'''

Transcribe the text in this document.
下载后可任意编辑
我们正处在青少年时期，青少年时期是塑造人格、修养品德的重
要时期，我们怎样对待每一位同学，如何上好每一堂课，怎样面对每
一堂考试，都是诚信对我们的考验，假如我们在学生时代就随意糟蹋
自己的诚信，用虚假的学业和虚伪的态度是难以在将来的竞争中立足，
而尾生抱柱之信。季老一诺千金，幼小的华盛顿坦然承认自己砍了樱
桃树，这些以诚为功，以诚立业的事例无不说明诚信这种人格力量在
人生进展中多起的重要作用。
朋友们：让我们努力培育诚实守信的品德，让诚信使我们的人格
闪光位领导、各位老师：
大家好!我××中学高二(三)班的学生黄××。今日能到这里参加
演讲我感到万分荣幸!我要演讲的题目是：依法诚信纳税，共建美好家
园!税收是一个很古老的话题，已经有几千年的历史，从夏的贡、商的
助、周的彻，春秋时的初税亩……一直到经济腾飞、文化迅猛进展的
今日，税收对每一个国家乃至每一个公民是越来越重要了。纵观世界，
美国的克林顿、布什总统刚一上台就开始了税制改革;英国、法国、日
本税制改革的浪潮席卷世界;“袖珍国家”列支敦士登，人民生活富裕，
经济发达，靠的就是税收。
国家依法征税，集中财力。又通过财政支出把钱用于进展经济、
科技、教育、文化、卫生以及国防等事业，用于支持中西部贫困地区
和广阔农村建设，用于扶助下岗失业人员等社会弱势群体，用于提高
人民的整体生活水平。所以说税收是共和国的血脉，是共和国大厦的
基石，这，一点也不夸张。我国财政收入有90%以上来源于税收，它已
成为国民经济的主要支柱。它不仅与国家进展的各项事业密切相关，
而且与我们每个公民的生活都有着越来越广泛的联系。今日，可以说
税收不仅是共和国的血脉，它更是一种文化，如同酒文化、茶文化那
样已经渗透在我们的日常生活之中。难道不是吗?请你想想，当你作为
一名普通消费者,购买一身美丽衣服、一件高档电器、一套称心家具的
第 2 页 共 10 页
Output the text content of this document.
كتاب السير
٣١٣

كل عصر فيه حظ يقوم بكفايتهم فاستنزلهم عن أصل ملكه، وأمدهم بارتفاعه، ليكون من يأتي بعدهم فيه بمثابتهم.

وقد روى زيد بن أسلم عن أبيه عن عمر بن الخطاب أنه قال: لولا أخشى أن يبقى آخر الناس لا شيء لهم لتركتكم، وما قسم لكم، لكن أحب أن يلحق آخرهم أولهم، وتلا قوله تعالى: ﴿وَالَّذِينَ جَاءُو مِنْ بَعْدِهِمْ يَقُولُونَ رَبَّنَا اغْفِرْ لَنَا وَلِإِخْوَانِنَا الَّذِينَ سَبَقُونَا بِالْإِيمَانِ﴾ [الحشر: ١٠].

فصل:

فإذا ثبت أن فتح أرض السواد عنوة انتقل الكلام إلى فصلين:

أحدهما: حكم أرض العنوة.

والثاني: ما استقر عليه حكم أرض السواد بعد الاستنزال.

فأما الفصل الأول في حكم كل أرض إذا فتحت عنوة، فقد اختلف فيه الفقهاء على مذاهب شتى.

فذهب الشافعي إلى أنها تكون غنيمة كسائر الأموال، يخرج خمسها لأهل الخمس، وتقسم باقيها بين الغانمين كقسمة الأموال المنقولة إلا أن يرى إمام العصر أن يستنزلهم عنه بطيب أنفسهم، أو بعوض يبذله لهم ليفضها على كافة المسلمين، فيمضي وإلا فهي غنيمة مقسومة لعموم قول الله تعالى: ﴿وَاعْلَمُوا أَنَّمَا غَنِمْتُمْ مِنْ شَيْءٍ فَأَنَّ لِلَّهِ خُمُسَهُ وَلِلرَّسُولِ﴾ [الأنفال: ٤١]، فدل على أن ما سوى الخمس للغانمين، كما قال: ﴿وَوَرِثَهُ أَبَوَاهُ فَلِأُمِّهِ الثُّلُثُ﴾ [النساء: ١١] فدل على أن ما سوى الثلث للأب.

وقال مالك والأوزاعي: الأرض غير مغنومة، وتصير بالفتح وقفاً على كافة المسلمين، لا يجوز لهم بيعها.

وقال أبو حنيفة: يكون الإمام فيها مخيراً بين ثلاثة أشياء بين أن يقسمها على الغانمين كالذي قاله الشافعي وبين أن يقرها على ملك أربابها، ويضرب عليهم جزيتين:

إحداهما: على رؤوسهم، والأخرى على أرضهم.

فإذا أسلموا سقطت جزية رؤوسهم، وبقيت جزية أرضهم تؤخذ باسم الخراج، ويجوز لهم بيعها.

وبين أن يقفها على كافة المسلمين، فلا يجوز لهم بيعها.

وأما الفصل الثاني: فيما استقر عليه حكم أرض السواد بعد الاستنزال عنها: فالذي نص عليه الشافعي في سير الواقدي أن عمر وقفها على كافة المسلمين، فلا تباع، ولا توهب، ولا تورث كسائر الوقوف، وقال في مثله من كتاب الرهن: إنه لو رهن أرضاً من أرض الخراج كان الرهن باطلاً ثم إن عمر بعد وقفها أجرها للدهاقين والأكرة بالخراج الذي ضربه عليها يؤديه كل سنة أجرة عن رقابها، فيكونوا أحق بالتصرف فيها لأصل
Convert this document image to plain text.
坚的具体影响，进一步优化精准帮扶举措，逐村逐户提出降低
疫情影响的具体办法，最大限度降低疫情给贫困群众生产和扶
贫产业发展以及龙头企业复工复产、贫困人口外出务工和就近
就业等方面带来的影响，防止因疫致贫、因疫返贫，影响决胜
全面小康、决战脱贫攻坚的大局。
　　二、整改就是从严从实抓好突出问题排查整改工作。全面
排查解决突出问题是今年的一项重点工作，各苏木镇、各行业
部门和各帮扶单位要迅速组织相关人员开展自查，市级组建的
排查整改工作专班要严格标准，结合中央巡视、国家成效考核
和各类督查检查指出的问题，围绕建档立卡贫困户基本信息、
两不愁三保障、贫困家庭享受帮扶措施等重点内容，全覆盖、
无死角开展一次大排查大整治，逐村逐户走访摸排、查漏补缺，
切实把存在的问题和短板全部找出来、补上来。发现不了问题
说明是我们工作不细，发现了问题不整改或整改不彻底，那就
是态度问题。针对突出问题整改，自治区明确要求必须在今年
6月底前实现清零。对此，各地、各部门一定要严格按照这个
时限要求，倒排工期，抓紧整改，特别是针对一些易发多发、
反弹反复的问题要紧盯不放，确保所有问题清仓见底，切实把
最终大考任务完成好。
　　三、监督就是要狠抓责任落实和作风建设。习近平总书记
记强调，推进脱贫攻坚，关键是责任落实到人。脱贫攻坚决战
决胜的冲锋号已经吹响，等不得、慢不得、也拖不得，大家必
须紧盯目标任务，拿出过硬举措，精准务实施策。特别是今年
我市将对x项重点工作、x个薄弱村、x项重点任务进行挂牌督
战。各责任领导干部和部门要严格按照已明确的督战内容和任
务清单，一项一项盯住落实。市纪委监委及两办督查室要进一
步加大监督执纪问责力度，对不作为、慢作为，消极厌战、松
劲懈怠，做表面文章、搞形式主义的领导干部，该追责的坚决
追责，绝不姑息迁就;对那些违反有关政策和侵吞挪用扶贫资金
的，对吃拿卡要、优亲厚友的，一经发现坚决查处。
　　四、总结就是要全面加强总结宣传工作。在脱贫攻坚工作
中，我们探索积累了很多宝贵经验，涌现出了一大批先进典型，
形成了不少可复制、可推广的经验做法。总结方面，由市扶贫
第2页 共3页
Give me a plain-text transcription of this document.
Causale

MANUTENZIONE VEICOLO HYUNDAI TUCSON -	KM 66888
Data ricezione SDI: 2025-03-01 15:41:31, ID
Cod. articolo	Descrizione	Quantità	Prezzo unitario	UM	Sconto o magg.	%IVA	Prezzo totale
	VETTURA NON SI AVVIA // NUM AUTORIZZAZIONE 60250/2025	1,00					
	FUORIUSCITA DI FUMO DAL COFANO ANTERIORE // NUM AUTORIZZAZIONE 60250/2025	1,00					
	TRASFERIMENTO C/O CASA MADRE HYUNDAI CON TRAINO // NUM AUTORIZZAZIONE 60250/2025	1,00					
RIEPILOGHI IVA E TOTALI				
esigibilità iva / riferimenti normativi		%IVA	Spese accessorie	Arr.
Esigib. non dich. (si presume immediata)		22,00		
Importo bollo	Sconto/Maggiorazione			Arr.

'''

→ **Problem requirements**
Pull every line containing the word "HYUNDAI" out of the material and copy it.

→ **Solution to this task**
MANUTENZIONE VEICOLO HYUNDAI TUCSON -	KM 66888
	TRASFERIMENTO C/O CASA MADRE HYUNDAI CON TRAINO // NUM AUTORIZZAZIONE 60250/2025	1,00					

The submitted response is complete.